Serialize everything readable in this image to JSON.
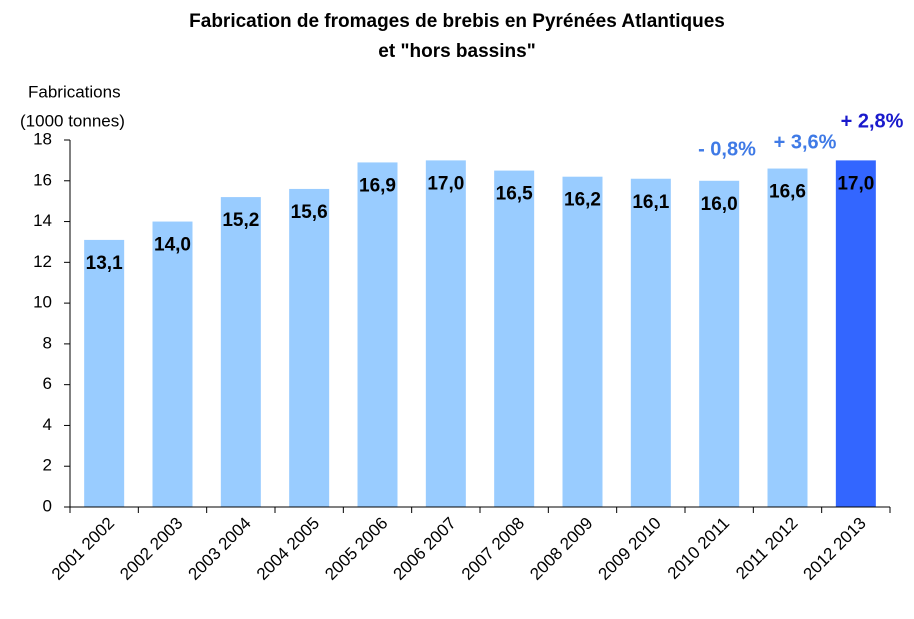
{
  "chart_data": {
    "type": "bar",
    "title": [
      "Fabrication de fromages de brebis en Pyrénées Atlantiques",
      "et \"hors bassins\""
    ],
    "y_label": [
      "Fabrications",
      "(1000 tonnes)"
    ],
    "categories": [
      "2001 2002",
      "2002 2003",
      "2003 2004",
      "2004 2005",
      "2005 2006",
      "2006 2007",
      "2007 2008",
      "2008 2009",
      "2009 2010",
      "2010 2011",
      "2011 2012",
      "2012 2013"
    ],
    "values": [
      13.1,
      14.0,
      15.2,
      15.6,
      16.9,
      17.0,
      16.5,
      16.2,
      16.1,
      16.0,
      16.6,
      17.0
    ],
    "value_labels": [
      "13,1",
      "14,0",
      "15,2",
      "15,6",
      "16,9",
      "17,0",
      "16,5",
      "16,2",
      "16,1",
      "16,0",
      "16,6",
      "17,0"
    ],
    "colors": [
      "#99ccff",
      "#99ccff",
      "#99ccff",
      "#99ccff",
      "#99ccff",
      "#99ccff",
      "#99ccff",
      "#99ccff",
      "#99ccff",
      "#99ccff",
      "#99ccff",
      "#3366ff"
    ],
    "annotations": [
      {
        "text": "- 0,8%",
        "color": "#3f7ae6"
      },
      {
        "text": "+ 3,6%",
        "color": "#3f7ae6"
      },
      {
        "text": "+ 2,8%",
        "color": "#1a1acc"
      }
    ],
    "ylim": [
      0,
      18
    ],
    "yticks": [
      0,
      2,
      4,
      6,
      8,
      10,
      12,
      14,
      16,
      18
    ]
  }
}
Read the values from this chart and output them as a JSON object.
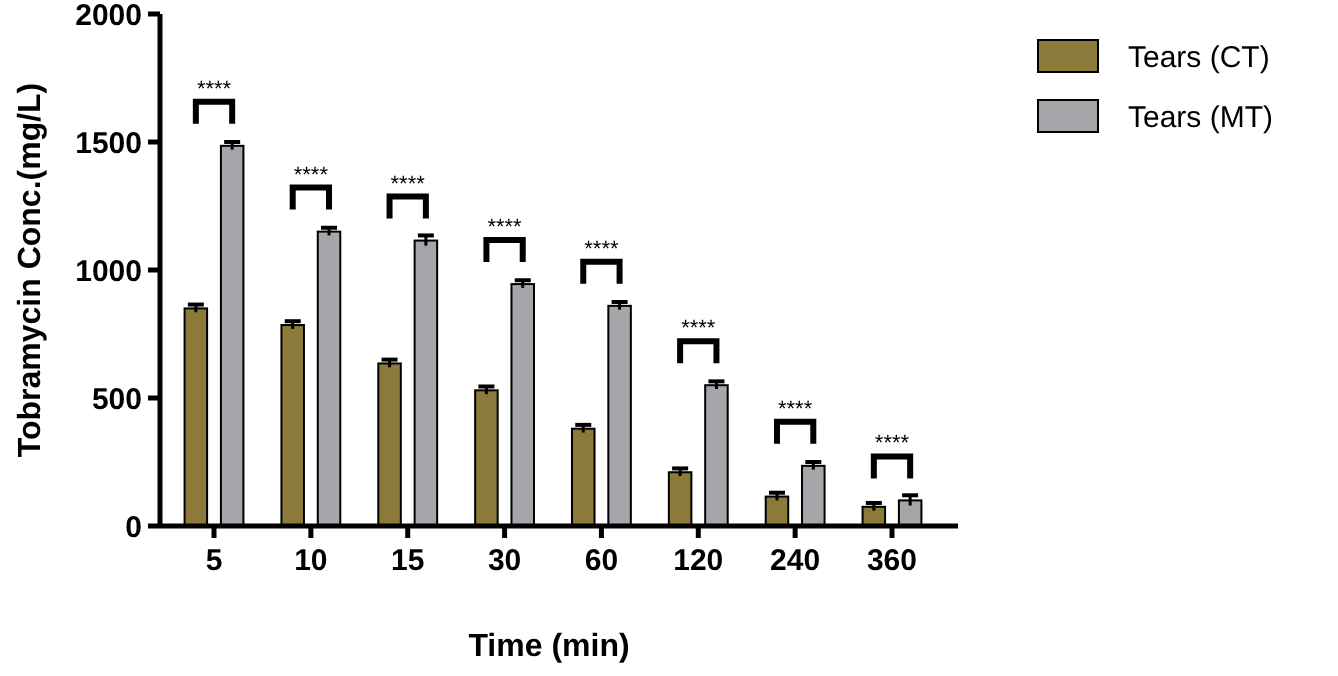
{
  "chart_data": {
    "type": "bar",
    "xlabel": "Time (min)",
    "ylabel": "Tobramycin Conc.(mg/L)",
    "categories": [
      "5",
      "10",
      "15",
      "30",
      "60",
      "120",
      "240",
      "360"
    ],
    "series": [
      {
        "name": "Tears (CT)",
        "color": "#8b7a3a",
        "values": [
          850,
          785,
          635,
          530,
          380,
          210,
          115,
          75
        ],
        "errors": [
          15,
          15,
          15,
          15,
          15,
          15,
          15,
          15
        ]
      },
      {
        "name": "Tears (MT)",
        "color": "#a5a5aa",
        "values": [
          1485,
          1150,
          1115,
          945,
          860,
          550,
          235,
          100
        ],
        "errors": [
          15,
          15,
          20,
          15,
          15,
          15,
          15,
          20
        ]
      }
    ],
    "ylim": [
      0,
      2000
    ],
    "yticks": [
      0,
      500,
      1000,
      1500,
      2000
    ],
    "legend": "right",
    "grid": false,
    "annotations": [
      "****",
      "****",
      "****",
      "****",
      "****",
      "****",
      "****",
      "****"
    ]
  }
}
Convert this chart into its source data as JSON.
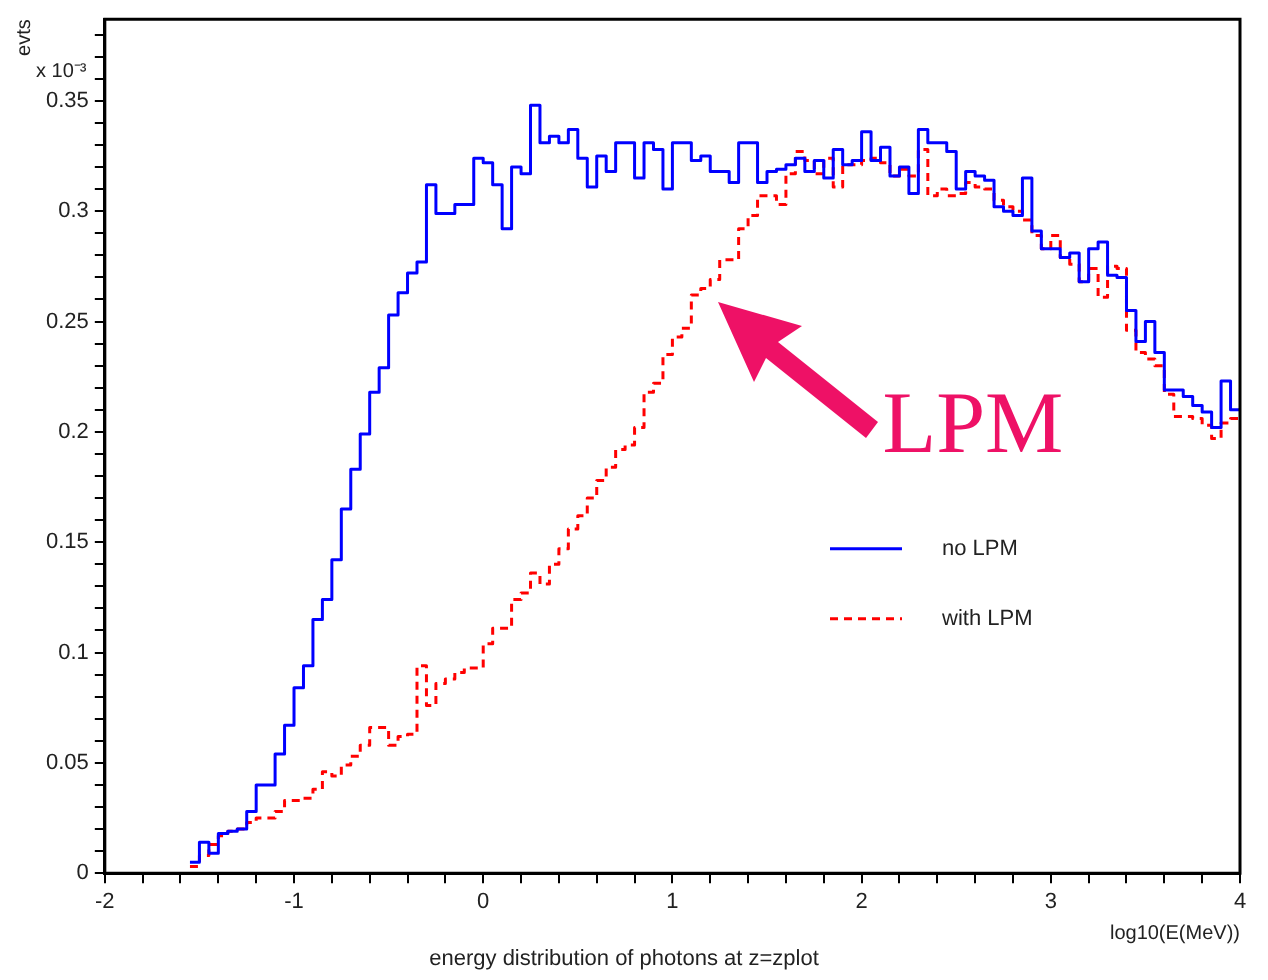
{
  "chart_data": {
    "type": "histogram",
    "title": "energy distribution of photons at z=zplot",
    "xlabel": "log10(E(MeV))",
    "ylabel": "evts",
    "annotations": [
      "x 10⁻³",
      "LPM"
    ],
    "bins": [
      -1.55,
      -1.5,
      -1.45,
      -1.4,
      -1.35,
      -1.3,
      -1.25,
      -1.2,
      -1.15,
      -1.1,
      -1.05,
      -1,
      -0.95,
      -0.9,
      -0.85,
      -0.8,
      -0.75,
      -0.7,
      -0.65,
      -0.6,
      -0.55,
      -0.5,
      -0.45,
      -0.4,
      -0.35,
      -0.3,
      -0.25,
      -0.2,
      -0.15,
      -0.1,
      -0.05,
      0,
      0.05,
      0.1,
      0.15,
      0.2,
      0.25,
      0.3,
      0.35,
      0.4,
      0.45,
      0.5,
      0.55,
      0.6,
      0.65,
      0.7,
      0.75,
      0.8,
      0.85,
      0.9,
      0.95,
      1,
      1.05,
      1.1,
      1.15,
      1.2,
      1.25,
      1.3,
      1.35,
      1.4,
      1.45,
      1.5,
      1.55,
      1.6,
      1.65,
      1.7,
      1.75,
      1.8,
      1.85,
      1.9,
      1.95,
      2,
      2.05,
      2.1,
      2.15,
      2.2,
      2.25,
      2.3,
      2.35,
      2.4,
      2.45,
      2.5,
      2.55,
      2.6,
      2.65,
      2.7,
      2.75,
      2.8,
      2.85,
      2.9,
      2.95,
      3,
      3.05,
      3.1,
      3.15,
      3.2,
      3.25,
      3.3,
      3.35,
      3.4,
      3.45,
      3.5,
      3.55,
      3.6,
      3.65,
      3.7,
      3.75,
      3.8,
      3.85,
      3.9,
      3.95,
      4
    ],
    "series": [
      {
        "name": "no LPM",
        "color": "#0000ff",
        "line_style": "solid",
        "values": [
          0.005,
          0.014,
          0.009,
          0.018,
          0.019,
          0.02,
          0.028,
          0.04,
          0.04,
          0.054,
          0.067,
          0.084,
          0.094,
          0.115,
          0.124,
          0.142,
          0.165,
          0.183,
          0.199,
          0.218,
          0.229,
          0.253,
          0.263,
          0.272,
          0.277,
          0.312,
          0.299,
          0.299,
          0.303,
          0.303,
          0.324,
          0.322,
          0.312,
          0.292,
          0.32,
          0.317,
          0.348,
          0.331,
          0.334,
          0.331,
          0.337,
          0.324,
          0.311,
          0.325,
          0.318,
          0.331,
          0.331,
          0.315,
          0.331,
          0.328,
          0.31,
          0.331,
          0.331,
          0.323,
          0.325,
          0.318,
          0.318,
          0.313,
          0.331,
          0.331,
          0.313,
          0.318,
          0.319,
          0.321,
          0.324,
          0.318,
          0.323,
          0.315,
          0.328,
          0.321,
          0.323,
          0.336,
          0.323,
          0.329,
          0.316,
          0.32,
          0.308,
          0.337,
          0.331,
          0.331,
          0.327,
          0.31,
          0.318,
          0.316,
          0.314,
          0.302,
          0.3,
          0.298,
          0.315,
          0.291,
          0.283,
          0.283,
          0.279,
          0.281,
          0.268,
          0.283,
          0.286,
          0.271,
          0.27,
          0.255,
          0.241,
          0.25,
          0.236,
          0.219,
          0.219,
          0.216,
          0.212,
          0.209,
          0.202,
          0.223,
          0.21
        ]
      },
      {
        "name": "with LPM",
        "color": "#ff0000",
        "line_style": "dashed",
        "values": [
          0.003,
          0.008,
          0.013,
          0.017,
          0.019,
          0.02,
          0.023,
          0.025,
          0.025,
          0.028,
          0.033,
          0.033,
          0.034,
          0.038,
          0.046,
          0.044,
          0.049,
          0.053,
          0.058,
          0.066,
          0.066,
          0.058,
          0.062,
          0.063,
          0.094,
          0.076,
          0.086,
          0.088,
          0.091,
          0.093,
          0.093,
          0.104,
          0.111,
          0.111,
          0.124,
          0.127,
          0.136,
          0.131,
          0.14,
          0.147,
          0.156,
          0.162,
          0.17,
          0.178,
          0.184,
          0.192,
          0.194,
          0.202,
          0.218,
          0.222,
          0.235,
          0.243,
          0.247,
          0.262,
          0.265,
          0.269,
          0.278,
          0.278,
          0.292,
          0.298,
          0.307,
          0.307,
          0.303,
          0.317,
          0.327,
          0.323,
          0.317,
          0.324,
          0.311,
          0.321,
          0.321,
          0.323,
          0.324,
          0.322,
          0.316,
          0.319,
          0.316,
          0.328,
          0.307,
          0.31,
          0.307,
          0.308,
          0.313,
          0.311,
          0.31,
          0.305,
          0.302,
          0.3,
          0.296,
          0.289,
          0.283,
          0.289,
          0.279,
          0.276,
          0.268,
          0.274,
          0.261,
          0.275,
          0.274,
          0.246,
          0.236,
          0.233,
          0.23,
          0.217,
          0.207,
          0.207,
          0.206,
          0.203,
          0.197,
          0.204,
          0.206
        ]
      }
    ],
    "xlim": [
      -2,
      4
    ],
    "xticks": [
      -2,
      {
        "value": -1.8,
        "label": null
      },
      {
        "value": -1.6,
        "label": null
      },
      {
        "value": -1.4,
        "label": null
      },
      {
        "value": -1.2,
        "label": null
      },
      -1,
      {
        "value": -0.8,
        "label": null
      },
      {
        "value": -0.6,
        "label": null
      },
      {
        "value": -0.4,
        "label": null
      },
      {
        "value": -0.2,
        "label": null
      },
      0,
      {
        "value": 0.2,
        "label": null
      },
      {
        "value": 0.4,
        "label": null
      },
      {
        "value": 0.6,
        "label": null
      },
      {
        "value": 0.8,
        "label": null
      },
      1,
      {
        "value": 1.2,
        "label": null
      },
      {
        "value": 1.4,
        "label": null
      },
      {
        "value": 1.6,
        "label": null
      },
      {
        "value": 1.8,
        "label": null
      },
      2,
      {
        "value": 2.2,
        "label": null
      },
      {
        "value": 2.4,
        "label": null
      },
      {
        "value": 2.6,
        "label": null
      },
      {
        "value": 2.8,
        "label": null
      },
      3,
      {
        "value": 3.2,
        "label": null
      },
      {
        "value": 3.4,
        "label": null
      },
      {
        "value": 3.6,
        "label": null
      },
      {
        "value": 3.8,
        "label": null
      },
      4
    ],
    "ylim": [
      0,
      0.387
    ],
    "yticks": [
      0,
      {
        "value": 0.01,
        "label": null
      },
      {
        "value": 0.02,
        "label": null
      },
      {
        "value": 0.03,
        "label": null
      },
      {
        "value": 0.04,
        "label": null
      },
      0.05,
      {
        "value": 0.06,
        "label": null
      },
      {
        "value": 0.07,
        "label": null
      },
      {
        "value": 0.08,
        "label": null
      },
      {
        "value": 0.09,
        "label": null
      },
      0.1,
      {
        "value": 0.11,
        "label": null
      },
      {
        "value": 0.12,
        "label": null
      },
      {
        "value": 0.13,
        "label": null
      },
      {
        "value": 0.14,
        "label": null
      },
      0.15,
      {
        "value": 0.16,
        "label": null
      },
      {
        "value": 0.17,
        "label": null
      },
      {
        "value": 0.18,
        "label": null
      },
      {
        "value": 0.19,
        "label": null
      },
      0.2,
      {
        "value": 0.21,
        "label": null
      },
      {
        "value": 0.22,
        "label": null
      },
      {
        "value": 0.23,
        "label": null
      },
      {
        "value": 0.24,
        "label": null
      },
      0.25,
      {
        "value": 0.26,
        "label": null
      },
      {
        "value": 0.27,
        "label": null
      },
      {
        "value": 0.28,
        "label": null
      },
      {
        "value": 0.29,
        "label": null
      },
      0.3,
      {
        "value": 0.31,
        "label": null
      },
      {
        "value": 0.32,
        "label": null
      },
      {
        "value": 0.33,
        "label": null
      },
      {
        "value": 0.34,
        "label": null
      },
      0.35,
      {
        "value": 0.36,
        "label": null
      },
      {
        "value": 0.37,
        "label": null
      },
      {
        "value": 0.38,
        "label": null
      }
    ],
    "grid": false,
    "legend": "right"
  }
}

__Written exercise__: Collect the lines that hold "ylabel".

__Reply to the task__:
    "ylabel": "Tobramycin Conc.(mg/L)",
    "ylabel": "evts",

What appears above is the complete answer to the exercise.